— Start of MATERIALS PROVIDED —

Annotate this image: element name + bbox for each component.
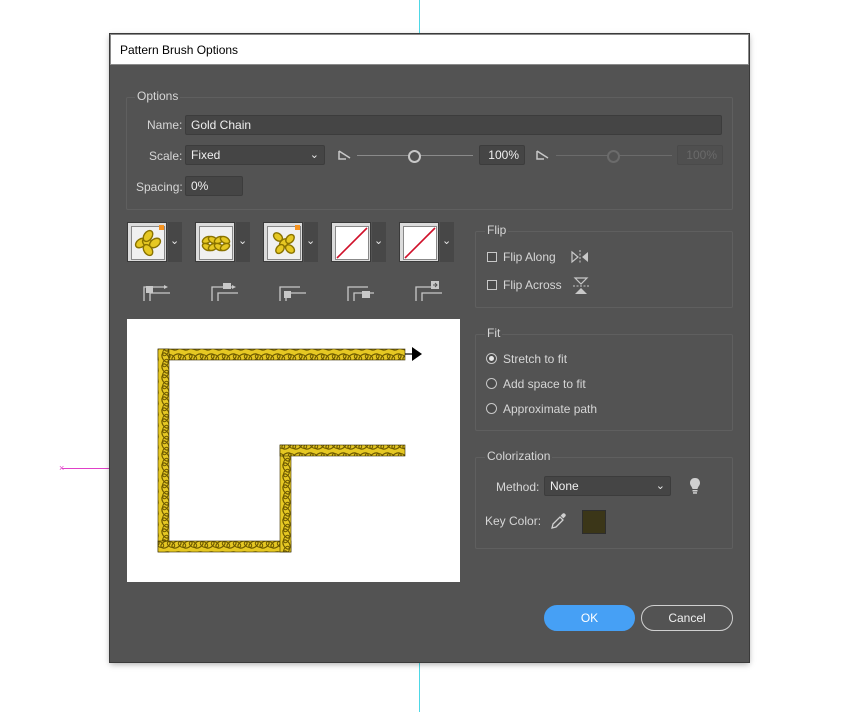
end-tile[interactable] [399, 222, 439, 262]
dialog-title: Pattern Brush Options [120, 43, 239, 57]
ok-button[interactable]: OK [544, 605, 635, 631]
chevron-down-icon: ⌄ [309, 149, 319, 161]
side-tile-button[interactable]: ⌄ [127, 222, 182, 262]
add-space-to-fit-label[interactable]: Add space to fit [503, 377, 586, 391]
flip-along-label[interactable]: Flip Along [503, 250, 556, 264]
flip-group-title: Flip [485, 223, 509, 237]
side-tile[interactable] [127, 222, 167, 262]
method-dropdown-value: None [550, 479, 579, 493]
end-type-icon [415, 281, 442, 301]
start-tile[interactable] [331, 222, 371, 262]
outer-corner-tile-button[interactable]: ⌄ [195, 222, 250, 262]
start-type-icon [347, 286, 374, 301]
flip-group [475, 231, 733, 308]
options-group-title: Options [135, 89, 181, 103]
inner-corner-type-icon [279, 286, 306, 301]
flip-along-checkbox[interactable] [487, 252, 497, 262]
name-input[interactable]: Gold Chain [185, 115, 722, 135]
vertical-guide-top [419, 0, 420, 34]
inner-corner-tile-dropdown[interactable]: ⌄ [304, 222, 318, 262]
scale-min-input[interactable]: 100% [479, 145, 525, 165]
scale-min-icon [338, 150, 351, 160]
scale-max-input: 100% [677, 145, 723, 165]
flip-along-icon [571, 250, 588, 264]
pattern-brush-options-dialog: Pattern Brush Options Options Name: Gold… [110, 34, 749, 662]
chain-outer-corner-tile-icon [199, 226, 233, 260]
colorization-group [475, 457, 733, 549]
side-tile-dropdown[interactable]: ⌄ [168, 222, 182, 262]
brush-preview [127, 319, 460, 582]
colorization-group-title: Colorization [485, 449, 553, 463]
start-tile-dropdown[interactable]: ⌄ [372, 222, 386, 262]
scale-max-slider-thumb [607, 150, 620, 163]
method-label: Method: [496, 480, 540, 494]
scale-label: Scale: [149, 149, 183, 163]
chain-inner-corner-tile-icon [267, 226, 301, 260]
spacing-input[interactable]: 0% [185, 176, 243, 196]
tile-active-marker [295, 225, 300, 230]
inner-corner-tile[interactable] [263, 222, 303, 262]
approximate-path-radio[interactable] [486, 403, 497, 414]
fit-group-title: Fit [485, 326, 503, 340]
flip-across-label[interactable]: Flip Across [503, 278, 562, 292]
horizontal-guide [62, 468, 112, 469]
add-space-to-fit-radio[interactable] [486, 378, 497, 389]
name-label: Name: [147, 118, 183, 132]
key-color-swatch[interactable] [582, 510, 606, 534]
chain-side-tile-icon [131, 226, 165, 260]
end-tile-dropdown[interactable]: ⌄ [440, 222, 454, 262]
chevron-down-icon: ⌄ [170, 235, 180, 247]
outer-corner-tile[interactable] [195, 222, 235, 262]
chevron-down-icon: ⌄ [374, 235, 384, 247]
scale-dropdown-value: Fixed [191, 148, 221, 162]
key-color-label: Key Color: [485, 514, 542, 528]
lightbulb-tips-icon[interactable] [689, 477, 701, 495]
outer-corner-type-icon [211, 283, 238, 301]
none-tile-icon [335, 226, 369, 260]
guide-marker-icon: × [59, 463, 65, 473]
chain-preview-graphic [157, 347, 422, 553]
method-dropdown[interactable]: None ⌄ [544, 476, 671, 496]
dialog-titlebar[interactable]: Pattern Brush Options [110, 34, 749, 65]
vertical-guide-bottom [419, 662, 420, 712]
end-tile-button[interactable]: ⌄ [399, 222, 454, 262]
chevron-down-icon: ⌄ [238, 235, 248, 247]
stretch-to-fit-label[interactable]: Stretch to fit [503, 352, 567, 366]
inner-corner-tile-button[interactable]: ⌄ [263, 222, 318, 262]
chevron-down-icon: ⌄ [442, 235, 452, 247]
tile-active-marker [159, 225, 164, 230]
scale-dropdown[interactable]: Fixed ⌄ [185, 145, 325, 165]
stretch-to-fit-radio[interactable] [486, 353, 497, 364]
outer-corner-tile-dropdown[interactable]: ⌄ [236, 222, 250, 262]
none-tile-icon [403, 226, 437, 260]
flip-across-checkbox[interactable] [487, 280, 497, 290]
scale-min-slider-thumb[interactable] [408, 150, 421, 163]
chevron-down-icon: ⌄ [655, 480, 665, 492]
eyedropper-icon[interactable] [550, 512, 568, 530]
start-tile-button[interactable]: ⌄ [331, 222, 386, 262]
cancel-button[interactable]: Cancel [641, 605, 733, 631]
flip-across-icon [573, 277, 589, 294]
scale-max-icon [536, 150, 549, 160]
side-tile-type-icon [143, 285, 170, 301]
approximate-path-label[interactable]: Approximate path [503, 402, 597, 416]
spacing-label: Spacing: [136, 180, 183, 194]
chevron-down-icon: ⌄ [306, 235, 316, 247]
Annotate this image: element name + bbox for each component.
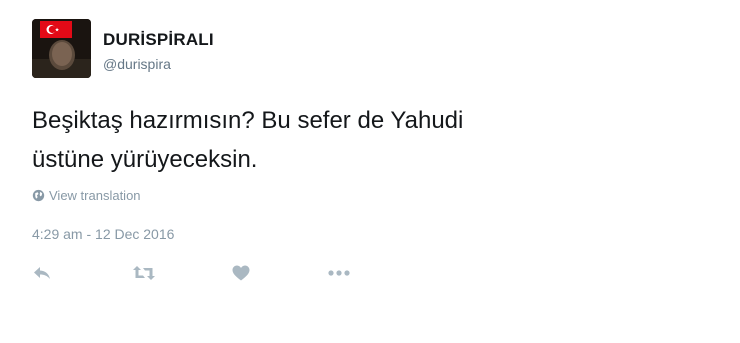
- retweet-button[interactable]: [132, 262, 156, 284]
- reply-button[interactable]: [32, 262, 52, 284]
- avatar[interactable]: [32, 19, 91, 78]
- tweet-text: Beşiktaş hazırmısın? Bu sefer de Yahudi …: [32, 101, 692, 179]
- display-name[interactable]: DURİSPİRALI: [103, 30, 214, 50]
- more-options-button[interactable]: [328, 262, 350, 284]
- globe-icon: [32, 189, 45, 202]
- tweet-text-line: üstüne yürüyeceksin.: [32, 146, 258, 173]
- tweet-text-line: Beşiktaş hazırmısın? Bu sefer de Yahudi: [32, 107, 464, 134]
- more-dots-icon: [328, 270, 350, 276]
- tweet-timestamp[interactable]: 4:29 am - 12 Dec 2016: [32, 226, 174, 242]
- heart-icon: [232, 265, 250, 281]
- avatar-image: [32, 19, 91, 78]
- tweet-card: DURİSPİRALI @durispira Beşiktaş hazırmıs…: [0, 0, 740, 343]
- reply-icon: [34, 267, 50, 279]
- view-translation-label: View translation: [49, 188, 141, 203]
- view-translation-link[interactable]: View translation: [32, 188, 141, 203]
- user-handle[interactable]: @durispira: [103, 56, 171, 72]
- retweet-icon: [133, 266, 155, 280]
- like-button[interactable]: [232, 262, 250, 284]
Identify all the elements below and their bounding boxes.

— End of MATERIALS PROVIDED —

▸ **INSTRUCTIONS TO FOLLOW**:
Rewrite the listing above with "View translation" changed to "Show translation" everywhere it appears, keeping every other line the same. Leave the pictures out.

▸ **THE OUTPUT**:
Annotate this image: element name + bbox for each component.
end-tile[interactable] [399, 222, 439, 262]
dialog-title: Pattern Brush Options [120, 43, 239, 57]
ok-button[interactable]: OK [544, 605, 635, 631]
chevron-down-icon: ⌄ [309, 149, 319, 161]
side-tile-button[interactable]: ⌄ [127, 222, 182, 262]
add-space-to-fit-label[interactable]: Add space to fit [503, 377, 586, 391]
flip-along-label[interactable]: Flip Along [503, 250, 556, 264]
flip-group-title: Flip [485, 223, 509, 237]
side-tile[interactable] [127, 222, 167, 262]
method-dropdown-value: None [550, 479, 579, 493]
end-type-icon [415, 281, 442, 301]
start-tile[interactable] [331, 222, 371, 262]
outer-corner-tile-button[interactable]: ⌄ [195, 222, 250, 262]
start-type-icon [347, 286, 374, 301]
flip-group [475, 231, 733, 308]
options-group-title: Options [135, 89, 181, 103]
inner-corner-type-icon [279, 286, 306, 301]
flip-along-checkbox[interactable] [487, 252, 497, 262]
name-input[interactable]: Gold Chain [185, 115, 722, 135]
vertical-guide-top [419, 0, 420, 34]
inner-corner-tile-dropdown[interactable]: ⌄ [304, 222, 318, 262]
scale-min-input[interactable]: 100% [479, 145, 525, 165]
scale-min-icon [338, 150, 351, 160]
scale-max-input: 100% [677, 145, 723, 165]
flip-along-icon [571, 250, 588, 264]
pattern-brush-options-dialog: Pattern Brush Options Options Name: Gold… [110, 34, 749, 662]
chain-outer-corner-tile-icon [199, 226, 233, 260]
colorization-group [475, 457, 733, 549]
side-tile-dropdown[interactable]: ⌄ [168, 222, 182, 262]
brush-preview [127, 319, 460, 582]
colorization-group-title: Colorization [485, 449, 553, 463]
start-tile-dropdown[interactable]: ⌄ [372, 222, 386, 262]
scale-max-slider-thumb [607, 150, 620, 163]
method-label: Method: [496, 480, 540, 494]
scale-label: Scale: [149, 149, 183, 163]
chain-inner-corner-tile-icon [267, 226, 301, 260]
spacing-input[interactable]: 0% [185, 176, 243, 196]
tile-active-marker [295, 225, 300, 230]
inner-corner-tile[interactable] [263, 222, 303, 262]
approximate-path-radio[interactable] [486, 403, 497, 414]
fit-group-title: Fit [485, 326, 503, 340]
flip-across-label[interactable]: Flip Across [503, 278, 562, 292]
horizontal-guide [62, 468, 112, 469]
add-space-to-fit-radio[interactable] [486, 378, 497, 389]
name-label: Name: [147, 118, 183, 132]
key-color-swatch[interactable] [582, 510, 606, 534]
chain-side-tile-icon [131, 226, 165, 260]
end-tile-dropdown[interactable]: ⌄ [440, 222, 454, 262]
chevron-down-icon: ⌄ [170, 235, 180, 247]
outer-corner-tile[interactable] [195, 222, 235, 262]
chevron-down-icon: ⌄ [374, 235, 384, 247]
scale-dropdown-value: Fixed [191, 148, 221, 162]
key-color-label: Key Color: [485, 514, 542, 528]
lightbulb-tips-icon[interactable] [689, 477, 701, 495]
outer-corner-type-icon [211, 283, 238, 301]
none-tile-icon [335, 226, 369, 260]
guide-marker-icon: × [59, 463, 65, 473]
chain-preview-graphic [157, 347, 422, 553]
method-dropdown[interactable]: None ⌄ [544, 476, 671, 496]
dialog-titlebar[interactable]: Pattern Brush Options [110, 34, 749, 65]
vertical-guide-bottom [419, 662, 420, 712]
end-tile-button[interactable]: ⌄ [399, 222, 454, 262]
chevron-down-icon: ⌄ [238, 235, 248, 247]
stretch-to-fit-label[interactable]: Stretch to fit [503, 352, 567, 366]
inner-corner-tile-button[interactable]: ⌄ [263, 222, 318, 262]
chevron-down-icon: ⌄ [442, 235, 452, 247]
tile-active-marker [159, 225, 164, 230]
scale-dropdown[interactable]: Fixed ⌄ [185, 145, 325, 165]
stretch-to-fit-radio[interactable] [486, 353, 497, 364]
outer-corner-tile-dropdown[interactable]: ⌄ [236, 222, 250, 262]
none-tile-icon [403, 226, 437, 260]
flip-across-checkbox[interactable] [487, 280, 497, 290]
scale-min-slider-thumb[interactable] [408, 150, 421, 163]
chevron-down-icon: ⌄ [655, 480, 665, 492]
eyedropper-icon[interactable] [550, 512, 568, 530]
start-tile-button[interactable]: ⌄ [331, 222, 386, 262]
cancel-button[interactable]: Cancel [641, 605, 733, 631]
flip-across-icon [573, 277, 589, 294]
scale-max-icon [536, 150, 549, 160]
side-tile-type-icon [143, 285, 170, 301]
approximate-path-label[interactable]: Approximate path [503, 402, 597, 416]
spacing-label: Spacing: [136, 180, 183, 194]
chevron-down-icon: ⌄ [306, 235, 316, 247]
Annotate this image: element name + bbox for each component.
- retweet-button[interactable]: [132, 262, 156, 284]
- reply-button[interactable]: [32, 262, 52, 284]
- avatar[interactable]: [32, 19, 91, 78]
- tweet-text: Beşiktaş hazırmısın? Bu sefer de Yahudi …: [32, 101, 692, 179]
- display-name[interactable]: DURİSPİRALI: [103, 30, 214, 50]
- more-options-button[interactable]: [328, 262, 350, 284]
- globe-icon: [32, 189, 45, 202]
- tweet-text-line: üstüne yürüyeceksin.: [32, 146, 258, 173]
- tweet-text-line: Beşiktaş hazırmısın? Bu sefer de Yahudi: [32, 107, 464, 134]
- more-dots-icon: [328, 270, 350, 276]
- tweet-timestamp[interactable]: 4:29 am - 12 Dec 2016: [32, 226, 174, 242]
- heart-icon: [232, 265, 250, 281]
- avatar-image: [32, 19, 91, 78]
- tweet-card: DURİSPİRALI @durispira Beşiktaş hazırmıs…: [0, 0, 740, 343]
- reply-icon: [34, 267, 50, 279]
- view-translation-label: Show translation: [49, 188, 141, 203]
- view-translation-link[interactable]: Show translation: [32, 188, 141, 203]
- user-handle[interactable]: @durispira: [103, 56, 171, 72]
- retweet-icon: [133, 266, 155, 280]
- like-button[interactable]: [232, 262, 250, 284]
Identify all the elements below and their bounding boxes.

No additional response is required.